start Input records

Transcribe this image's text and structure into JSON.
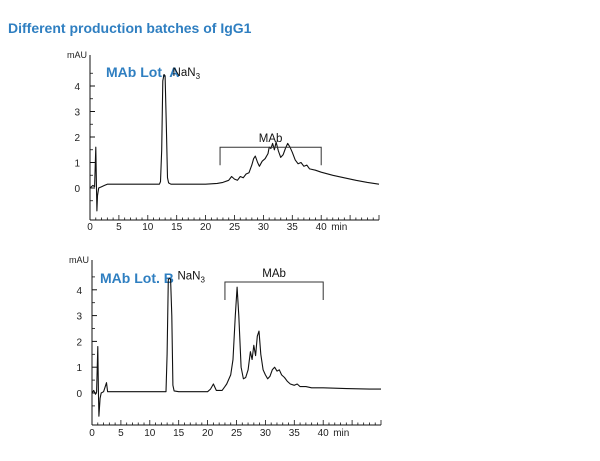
{
  "figure_title": "Different production batches of IgG1",
  "chart_data": [
    {
      "type": "line",
      "lot_label": "MAb Lot. A",
      "ylabel": "mAU",
      "xlabel": "min",
      "xlim": [
        0,
        50
      ],
      "ylim": [
        -1,
        5
      ],
      "xticks": [
        0,
        5,
        10,
        15,
        20,
        25,
        30,
        35,
        40
      ],
      "yticks": [
        0,
        1,
        2,
        3,
        4
      ],
      "annotations": [
        {
          "label": "NaN",
          "subscript": "3",
          "x": 12.9,
          "y": 4.4
        },
        {
          "label": "MAb",
          "bracket": [
            22.5,
            40
          ],
          "y": 1.6
        }
      ],
      "series": [
        {
          "name": "MAb Lot. A",
          "points": [
            [
              0,
              0
            ],
            [
              0.5,
              0.1
            ],
            [
              0.8,
              0.05
            ],
            [
              1.0,
              1.6
            ],
            [
              1.1,
              0.2
            ],
            [
              1.2,
              -0.9
            ],
            [
              1.3,
              -0.3
            ],
            [
              1.5,
              0
            ],
            [
              2,
              0.05
            ],
            [
              2.5,
              0.1
            ],
            [
              3,
              0.15
            ],
            [
              4,
              0.15
            ],
            [
              10,
              0.15
            ],
            [
              12,
              0.15
            ],
            [
              12.2,
              0.25
            ],
            [
              12.4,
              1.5
            ],
            [
              12.6,
              4.2
            ],
            [
              12.8,
              4.45
            ],
            [
              13.0,
              4.4
            ],
            [
              13.2,
              2.5
            ],
            [
              13.4,
              0.4
            ],
            [
              13.6,
              0.2
            ],
            [
              14,
              0.15
            ],
            [
              20,
              0.15
            ],
            [
              22,
              0.18
            ],
            [
              23,
              0.22
            ],
            [
              24,
              0.3
            ],
            [
              24.5,
              0.45
            ],
            [
              25,
              0.35
            ],
            [
              25.5,
              0.3
            ],
            [
              26,
              0.45
            ],
            [
              26.5,
              0.4
            ],
            [
              27,
              0.55
            ],
            [
              27.5,
              0.6
            ],
            [
              28,
              0.9
            ],
            [
              28.3,
              1.15
            ],
            [
              28.6,
              1.25
            ],
            [
              29,
              1.0
            ],
            [
              29.3,
              0.85
            ],
            [
              29.8,
              1.05
            ],
            [
              30.3,
              1.15
            ],
            [
              30.8,
              1.35
            ],
            [
              31,
              1.6
            ],
            [
              31.3,
              1.55
            ],
            [
              31.6,
              1.75
            ],
            [
              31.9,
              1.5
            ],
            [
              32.2,
              1.8
            ],
            [
              32.6,
              1.45
            ],
            [
              33,
              1.2
            ],
            [
              33.4,
              1.3
            ],
            [
              33.8,
              1.55
            ],
            [
              34.2,
              1.75
            ],
            [
              34.6,
              1.6
            ],
            [
              35,
              1.4
            ],
            [
              35.5,
              1.1
            ],
            [
              36,
              0.95
            ],
            [
              36.5,
              1.0
            ],
            [
              37,
              0.85
            ],
            [
              37.5,
              0.9
            ],
            [
              38,
              0.75
            ],
            [
              39,
              0.7
            ],
            [
              40,
              0.62
            ],
            [
              42,
              0.5
            ],
            [
              44,
              0.4
            ],
            [
              46,
              0.3
            ],
            [
              48,
              0.22
            ],
            [
              50,
              0.15
            ]
          ]
        }
      ]
    },
    {
      "type": "line",
      "lot_label": "MAb Lot. B",
      "ylabel": "mAU",
      "xlabel": "min",
      "xlim": [
        0,
        50
      ],
      "ylim": [
        -1,
        5
      ],
      "xticks": [
        0,
        5,
        10,
        15,
        20,
        25,
        30,
        35,
        40
      ],
      "yticks": [
        0,
        1,
        2,
        3,
        4
      ],
      "annotations": [
        {
          "label": "NaN",
          "subscript": "3",
          "x": 13.4,
          "y": 4.4
        },
        {
          "label": "MAb",
          "bracket": [
            23,
            40
          ],
          "y": 4.3
        }
      ],
      "series": [
        {
          "name": "MAb Lot. B",
          "points": [
            [
              0,
              0
            ],
            [
              0.3,
              0.1
            ],
            [
              0.6,
              -0.05
            ],
            [
              0.8,
              0.05
            ],
            [
              1.0,
              1.8
            ],
            [
              1.1,
              0.1
            ],
            [
              1.2,
              -0.9
            ],
            [
              1.4,
              -0.2
            ],
            [
              1.6,
              0
            ],
            [
              2,
              0.05
            ],
            [
              2.5,
              0.4
            ],
            [
              2.7,
              0.05
            ],
            [
              3,
              0.05
            ],
            [
              5,
              0.05
            ],
            [
              10,
              0.05
            ],
            [
              12.8,
              0.05
            ],
            [
              13.0,
              1.5
            ],
            [
              13.2,
              4.4
            ],
            [
              13.4,
              4.45
            ],
            [
              13.6,
              4.4
            ],
            [
              13.8,
              3.0
            ],
            [
              14.0,
              0.3
            ],
            [
              14.2,
              0.08
            ],
            [
              15,
              0.05
            ],
            [
              20,
              0.05
            ],
            [
              20.5,
              0.15
            ],
            [
              21,
              0.35
            ],
            [
              21.5,
              0.1
            ],
            [
              22,
              0.1
            ],
            [
              22.5,
              0.1
            ],
            [
              23,
              0.25
            ],
            [
              23.3,
              0.35
            ],
            [
              23.6,
              0.5
            ],
            [
              24,
              0.7
            ],
            [
              24.4,
              1.3
            ],
            [
              24.8,
              3.0
            ],
            [
              25.1,
              4.1
            ],
            [
              25.4,
              3.0
            ],
            [
              25.8,
              1.0
            ],
            [
              26.2,
              0.55
            ],
            [
              26.6,
              0.6
            ],
            [
              27,
              0.9
            ],
            [
              27.4,
              1.6
            ],
            [
              27.7,
              1.3
            ],
            [
              28,
              1.85
            ],
            [
              28.3,
              1.45
            ],
            [
              28.6,
              2.2
            ],
            [
              28.9,
              2.4
            ],
            [
              29.2,
              1.5
            ],
            [
              29.6,
              0.9
            ],
            [
              30,
              0.7
            ],
            [
              30.4,
              0.55
            ],
            [
              30.8,
              0.65
            ],
            [
              31.2,
              0.9
            ],
            [
              31.6,
              1.0
            ],
            [
              32,
              0.85
            ],
            [
              32.4,
              0.9
            ],
            [
              32.8,
              0.7
            ],
            [
              33.3,
              0.6
            ],
            [
              33.8,
              0.45
            ],
            [
              34.3,
              0.35
            ],
            [
              35,
              0.3
            ],
            [
              35.5,
              0.35
            ],
            [
              36,
              0.25
            ],
            [
              37,
              0.25
            ],
            [
              38,
              0.2
            ],
            [
              40,
              0.2
            ],
            [
              44,
              0.17
            ],
            [
              48,
              0.15
            ],
            [
              50,
              0.15
            ]
          ]
        }
      ]
    }
  ]
}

end Input records

**Exercise aim:** Write the listing out a second time exactly, dropping all images.

**Task response:**
Transcribe this image's text and structure into JSON.
{
  "figure_title": "Different production batches of IgG1",
  "chart_data": [
    {
      "type": "line",
      "lot_label": "MAb Lot. A",
      "ylabel": "mAU",
      "xlabel": "min",
      "xlim": [
        0,
        50
      ],
      "ylim": [
        -1,
        5
      ],
      "xticks": [
        0,
        5,
        10,
        15,
        20,
        25,
        30,
        35,
        40
      ],
      "yticks": [
        0,
        1,
        2,
        3,
        4
      ],
      "annotations": [
        {
          "label": "NaN",
          "subscript": "3",
          "x": 12.9,
          "y": 4.4
        },
        {
          "label": "MAb",
          "bracket": [
            22.5,
            40
          ],
          "y": 1.6
        }
      ],
      "series": [
        {
          "name": "MAb Lot. A",
          "points": [
            [
              0,
              0
            ],
            [
              0.5,
              0.1
            ],
            [
              0.8,
              0.05
            ],
            [
              1.0,
              1.6
            ],
            [
              1.1,
              0.2
            ],
            [
              1.2,
              -0.9
            ],
            [
              1.3,
              -0.3
            ],
            [
              1.5,
              0
            ],
            [
              2,
              0.05
            ],
            [
              2.5,
              0.1
            ],
            [
              3,
              0.15
            ],
            [
              4,
              0.15
            ],
            [
              10,
              0.15
            ],
            [
              12,
              0.15
            ],
            [
              12.2,
              0.25
            ],
            [
              12.4,
              1.5
            ],
            [
              12.6,
              4.2
            ],
            [
              12.8,
              4.45
            ],
            [
              13.0,
              4.4
            ],
            [
              13.2,
              2.5
            ],
            [
              13.4,
              0.4
            ],
            [
              13.6,
              0.2
            ],
            [
              14,
              0.15
            ],
            [
              20,
              0.15
            ],
            [
              22,
              0.18
            ],
            [
              23,
              0.22
            ],
            [
              24,
              0.3
            ],
            [
              24.5,
              0.45
            ],
            [
              25,
              0.35
            ],
            [
              25.5,
              0.3
            ],
            [
              26,
              0.45
            ],
            [
              26.5,
              0.4
            ],
            [
              27,
              0.55
            ],
            [
              27.5,
              0.6
            ],
            [
              28,
              0.9
            ],
            [
              28.3,
              1.15
            ],
            [
              28.6,
              1.25
            ],
            [
              29,
              1.0
            ],
            [
              29.3,
              0.85
            ],
            [
              29.8,
              1.05
            ],
            [
              30.3,
              1.15
            ],
            [
              30.8,
              1.35
            ],
            [
              31,
              1.6
            ],
            [
              31.3,
              1.55
            ],
            [
              31.6,
              1.75
            ],
            [
              31.9,
              1.5
            ],
            [
              32.2,
              1.8
            ],
            [
              32.6,
              1.45
            ],
            [
              33,
              1.2
            ],
            [
              33.4,
              1.3
            ],
            [
              33.8,
              1.55
            ],
            [
              34.2,
              1.75
            ],
            [
              34.6,
              1.6
            ],
            [
              35,
              1.4
            ],
            [
              35.5,
              1.1
            ],
            [
              36,
              0.95
            ],
            [
              36.5,
              1.0
            ],
            [
              37,
              0.85
            ],
            [
              37.5,
              0.9
            ],
            [
              38,
              0.75
            ],
            [
              39,
              0.7
            ],
            [
              40,
              0.62
            ],
            [
              42,
              0.5
            ],
            [
              44,
              0.4
            ],
            [
              46,
              0.3
            ],
            [
              48,
              0.22
            ],
            [
              50,
              0.15
            ]
          ]
        }
      ]
    },
    {
      "type": "line",
      "lot_label": "MAb Lot. B",
      "ylabel": "mAU",
      "xlabel": "min",
      "xlim": [
        0,
        50
      ],
      "ylim": [
        -1,
        5
      ],
      "xticks": [
        0,
        5,
        10,
        15,
        20,
        25,
        30,
        35,
        40
      ],
      "yticks": [
        0,
        1,
        2,
        3,
        4
      ],
      "annotations": [
        {
          "label": "NaN",
          "subscript": "3",
          "x": 13.4,
          "y": 4.4
        },
        {
          "label": "MAb",
          "bracket": [
            23,
            40
          ],
          "y": 4.3
        }
      ],
      "series": [
        {
          "name": "MAb Lot. B",
          "points": [
            [
              0,
              0
            ],
            [
              0.3,
              0.1
            ],
            [
              0.6,
              -0.05
            ],
            [
              0.8,
              0.05
            ],
            [
              1.0,
              1.8
            ],
            [
              1.1,
              0.1
            ],
            [
              1.2,
              -0.9
            ],
            [
              1.4,
              -0.2
            ],
            [
              1.6,
              0
            ],
            [
              2,
              0.05
            ],
            [
              2.5,
              0.4
            ],
            [
              2.7,
              0.05
            ],
            [
              3,
              0.05
            ],
            [
              5,
              0.05
            ],
            [
              10,
              0.05
            ],
            [
              12.8,
              0.05
            ],
            [
              13.0,
              1.5
            ],
            [
              13.2,
              4.4
            ],
            [
              13.4,
              4.45
            ],
            [
              13.6,
              4.4
            ],
            [
              13.8,
              3.0
            ],
            [
              14.0,
              0.3
            ],
            [
              14.2,
              0.08
            ],
            [
              15,
              0.05
            ],
            [
              20,
              0.05
            ],
            [
              20.5,
              0.15
            ],
            [
              21,
              0.35
            ],
            [
              21.5,
              0.1
            ],
            [
              22,
              0.1
            ],
            [
              22.5,
              0.1
            ],
            [
              23,
              0.25
            ],
            [
              23.3,
              0.35
            ],
            [
              23.6,
              0.5
            ],
            [
              24,
              0.7
            ],
            [
              24.4,
              1.3
            ],
            [
              24.8,
              3.0
            ],
            [
              25.1,
              4.1
            ],
            [
              25.4,
              3.0
            ],
            [
              25.8,
              1.0
            ],
            [
              26.2,
              0.55
            ],
            [
              26.6,
              0.6
            ],
            [
              27,
              0.9
            ],
            [
              27.4,
              1.6
            ],
            [
              27.7,
              1.3
            ],
            [
              28,
              1.85
            ],
            [
              28.3,
              1.45
            ],
            [
              28.6,
              2.2
            ],
            [
              28.9,
              2.4
            ],
            [
              29.2,
              1.5
            ],
            [
              29.6,
              0.9
            ],
            [
              30,
              0.7
            ],
            [
              30.4,
              0.55
            ],
            [
              30.8,
              0.65
            ],
            [
              31.2,
              0.9
            ],
            [
              31.6,
              1.0
            ],
            [
              32,
              0.85
            ],
            [
              32.4,
              0.9
            ],
            [
              32.8,
              0.7
            ],
            [
              33.3,
              0.6
            ],
            [
              33.8,
              0.45
            ],
            [
              34.3,
              0.35
            ],
            [
              35,
              0.3
            ],
            [
              35.5,
              0.35
            ],
            [
              36,
              0.25
            ],
            [
              37,
              0.25
            ],
            [
              38,
              0.2
            ],
            [
              40,
              0.2
            ],
            [
              44,
              0.17
            ],
            [
              48,
              0.15
            ],
            [
              50,
              0.15
            ]
          ]
        }
      ]
    }
  ]
}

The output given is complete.